> [Exercise directions] Look through the material below and give the number of lines holding "Muhammad", with no other words.

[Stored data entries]
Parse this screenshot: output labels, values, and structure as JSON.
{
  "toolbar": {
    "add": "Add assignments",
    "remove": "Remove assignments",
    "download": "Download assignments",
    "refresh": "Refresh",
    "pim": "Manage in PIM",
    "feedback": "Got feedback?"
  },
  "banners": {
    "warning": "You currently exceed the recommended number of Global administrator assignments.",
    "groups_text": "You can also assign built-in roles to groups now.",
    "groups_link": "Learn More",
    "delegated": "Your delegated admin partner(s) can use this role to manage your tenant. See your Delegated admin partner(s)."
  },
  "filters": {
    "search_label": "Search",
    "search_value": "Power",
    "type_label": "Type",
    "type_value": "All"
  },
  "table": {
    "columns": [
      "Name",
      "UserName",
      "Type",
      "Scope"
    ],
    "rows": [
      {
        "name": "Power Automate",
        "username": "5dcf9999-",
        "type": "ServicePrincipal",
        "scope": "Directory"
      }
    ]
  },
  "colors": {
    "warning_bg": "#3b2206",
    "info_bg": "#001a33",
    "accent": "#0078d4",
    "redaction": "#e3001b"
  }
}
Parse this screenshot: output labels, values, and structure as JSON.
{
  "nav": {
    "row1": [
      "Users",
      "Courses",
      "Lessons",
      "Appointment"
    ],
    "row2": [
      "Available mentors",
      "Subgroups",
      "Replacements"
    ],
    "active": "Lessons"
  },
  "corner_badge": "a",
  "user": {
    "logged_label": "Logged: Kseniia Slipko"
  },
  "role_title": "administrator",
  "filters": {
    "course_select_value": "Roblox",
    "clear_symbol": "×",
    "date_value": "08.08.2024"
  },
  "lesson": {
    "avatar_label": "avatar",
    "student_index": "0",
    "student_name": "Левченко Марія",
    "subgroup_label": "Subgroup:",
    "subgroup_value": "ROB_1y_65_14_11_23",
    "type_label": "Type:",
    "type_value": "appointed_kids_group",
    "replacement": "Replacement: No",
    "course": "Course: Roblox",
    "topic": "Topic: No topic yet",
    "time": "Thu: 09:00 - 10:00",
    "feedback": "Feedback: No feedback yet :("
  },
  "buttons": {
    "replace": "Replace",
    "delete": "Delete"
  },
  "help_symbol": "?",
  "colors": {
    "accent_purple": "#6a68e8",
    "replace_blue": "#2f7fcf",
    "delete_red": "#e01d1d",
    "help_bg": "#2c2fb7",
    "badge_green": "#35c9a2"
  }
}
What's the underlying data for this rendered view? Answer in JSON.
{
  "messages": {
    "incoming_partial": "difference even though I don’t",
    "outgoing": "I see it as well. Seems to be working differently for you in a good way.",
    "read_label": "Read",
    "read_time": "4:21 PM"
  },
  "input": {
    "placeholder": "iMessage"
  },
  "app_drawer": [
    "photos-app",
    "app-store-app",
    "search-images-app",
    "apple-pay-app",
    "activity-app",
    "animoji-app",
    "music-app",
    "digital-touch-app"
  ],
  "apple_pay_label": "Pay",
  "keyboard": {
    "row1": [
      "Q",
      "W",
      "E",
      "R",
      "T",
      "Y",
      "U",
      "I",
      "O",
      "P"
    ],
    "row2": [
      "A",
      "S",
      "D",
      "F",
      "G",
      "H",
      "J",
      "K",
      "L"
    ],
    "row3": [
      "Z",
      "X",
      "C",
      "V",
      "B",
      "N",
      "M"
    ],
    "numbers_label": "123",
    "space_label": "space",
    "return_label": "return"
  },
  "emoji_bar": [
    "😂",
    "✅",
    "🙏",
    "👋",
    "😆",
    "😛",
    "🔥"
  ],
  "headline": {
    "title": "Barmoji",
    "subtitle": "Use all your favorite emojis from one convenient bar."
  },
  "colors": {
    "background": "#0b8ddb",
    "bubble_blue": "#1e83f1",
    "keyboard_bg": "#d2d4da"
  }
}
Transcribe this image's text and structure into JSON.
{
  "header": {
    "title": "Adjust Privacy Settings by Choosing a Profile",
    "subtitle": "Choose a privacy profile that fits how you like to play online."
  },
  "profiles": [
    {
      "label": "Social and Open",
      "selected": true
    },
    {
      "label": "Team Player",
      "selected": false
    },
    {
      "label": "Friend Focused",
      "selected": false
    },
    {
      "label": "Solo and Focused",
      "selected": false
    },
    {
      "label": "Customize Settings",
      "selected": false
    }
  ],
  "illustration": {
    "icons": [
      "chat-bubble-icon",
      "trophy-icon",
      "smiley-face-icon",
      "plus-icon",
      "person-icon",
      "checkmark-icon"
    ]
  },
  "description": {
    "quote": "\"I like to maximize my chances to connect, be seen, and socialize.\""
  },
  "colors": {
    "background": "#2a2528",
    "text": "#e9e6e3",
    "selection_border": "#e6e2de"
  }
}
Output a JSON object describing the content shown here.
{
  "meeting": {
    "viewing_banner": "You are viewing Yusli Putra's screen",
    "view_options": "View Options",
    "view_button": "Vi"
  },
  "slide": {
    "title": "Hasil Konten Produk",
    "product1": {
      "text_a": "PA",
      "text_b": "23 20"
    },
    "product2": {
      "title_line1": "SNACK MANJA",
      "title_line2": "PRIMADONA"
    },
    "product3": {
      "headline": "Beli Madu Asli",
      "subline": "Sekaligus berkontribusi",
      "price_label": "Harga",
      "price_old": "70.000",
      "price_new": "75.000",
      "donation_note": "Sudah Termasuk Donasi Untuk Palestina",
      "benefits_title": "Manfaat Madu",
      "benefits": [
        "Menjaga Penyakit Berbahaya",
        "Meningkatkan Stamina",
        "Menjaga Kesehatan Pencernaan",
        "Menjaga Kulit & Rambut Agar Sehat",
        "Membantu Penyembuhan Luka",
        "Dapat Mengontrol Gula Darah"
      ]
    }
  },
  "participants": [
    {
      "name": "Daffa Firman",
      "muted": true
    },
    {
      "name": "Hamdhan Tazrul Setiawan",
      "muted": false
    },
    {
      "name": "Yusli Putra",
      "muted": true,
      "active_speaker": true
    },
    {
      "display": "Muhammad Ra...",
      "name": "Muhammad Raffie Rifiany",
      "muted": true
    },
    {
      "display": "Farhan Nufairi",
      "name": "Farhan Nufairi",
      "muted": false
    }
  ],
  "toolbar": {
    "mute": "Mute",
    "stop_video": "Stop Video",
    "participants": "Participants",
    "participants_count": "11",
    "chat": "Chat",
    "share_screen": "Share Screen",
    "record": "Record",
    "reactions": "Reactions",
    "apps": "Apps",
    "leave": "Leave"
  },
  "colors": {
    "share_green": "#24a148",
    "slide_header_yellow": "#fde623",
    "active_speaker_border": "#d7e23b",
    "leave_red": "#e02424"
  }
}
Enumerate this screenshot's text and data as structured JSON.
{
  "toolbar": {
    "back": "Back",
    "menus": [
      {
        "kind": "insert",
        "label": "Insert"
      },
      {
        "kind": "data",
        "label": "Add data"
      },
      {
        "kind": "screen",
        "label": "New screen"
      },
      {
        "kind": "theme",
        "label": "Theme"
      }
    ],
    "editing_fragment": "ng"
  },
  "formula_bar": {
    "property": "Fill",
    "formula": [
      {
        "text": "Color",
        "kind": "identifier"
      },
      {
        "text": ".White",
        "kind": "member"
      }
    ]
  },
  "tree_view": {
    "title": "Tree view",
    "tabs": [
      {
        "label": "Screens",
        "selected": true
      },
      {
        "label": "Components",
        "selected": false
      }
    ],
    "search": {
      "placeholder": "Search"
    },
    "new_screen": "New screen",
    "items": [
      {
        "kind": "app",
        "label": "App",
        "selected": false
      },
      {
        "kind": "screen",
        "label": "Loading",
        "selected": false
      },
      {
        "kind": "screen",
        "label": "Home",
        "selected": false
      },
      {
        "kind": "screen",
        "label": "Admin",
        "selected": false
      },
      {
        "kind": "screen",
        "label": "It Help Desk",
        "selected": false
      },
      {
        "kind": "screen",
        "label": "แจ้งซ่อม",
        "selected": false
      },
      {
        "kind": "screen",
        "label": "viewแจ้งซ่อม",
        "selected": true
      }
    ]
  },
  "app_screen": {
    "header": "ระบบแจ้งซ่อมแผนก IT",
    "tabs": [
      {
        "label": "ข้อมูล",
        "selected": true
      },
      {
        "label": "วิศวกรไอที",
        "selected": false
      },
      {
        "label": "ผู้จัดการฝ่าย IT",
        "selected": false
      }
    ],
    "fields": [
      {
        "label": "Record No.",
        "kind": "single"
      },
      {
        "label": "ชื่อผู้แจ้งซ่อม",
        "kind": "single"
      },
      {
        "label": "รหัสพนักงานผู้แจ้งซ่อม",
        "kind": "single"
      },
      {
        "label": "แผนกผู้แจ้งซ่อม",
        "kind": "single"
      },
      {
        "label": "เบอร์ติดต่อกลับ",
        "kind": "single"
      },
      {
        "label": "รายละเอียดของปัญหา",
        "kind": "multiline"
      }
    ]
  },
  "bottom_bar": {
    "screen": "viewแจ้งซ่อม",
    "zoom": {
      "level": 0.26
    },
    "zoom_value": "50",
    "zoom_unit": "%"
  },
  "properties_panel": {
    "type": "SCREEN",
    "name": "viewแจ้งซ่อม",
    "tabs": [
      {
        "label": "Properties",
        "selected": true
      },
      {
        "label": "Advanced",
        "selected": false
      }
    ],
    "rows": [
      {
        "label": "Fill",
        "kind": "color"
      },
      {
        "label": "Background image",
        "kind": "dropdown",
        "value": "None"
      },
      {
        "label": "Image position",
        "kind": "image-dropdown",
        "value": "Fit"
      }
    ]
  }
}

> [Response to the task] 2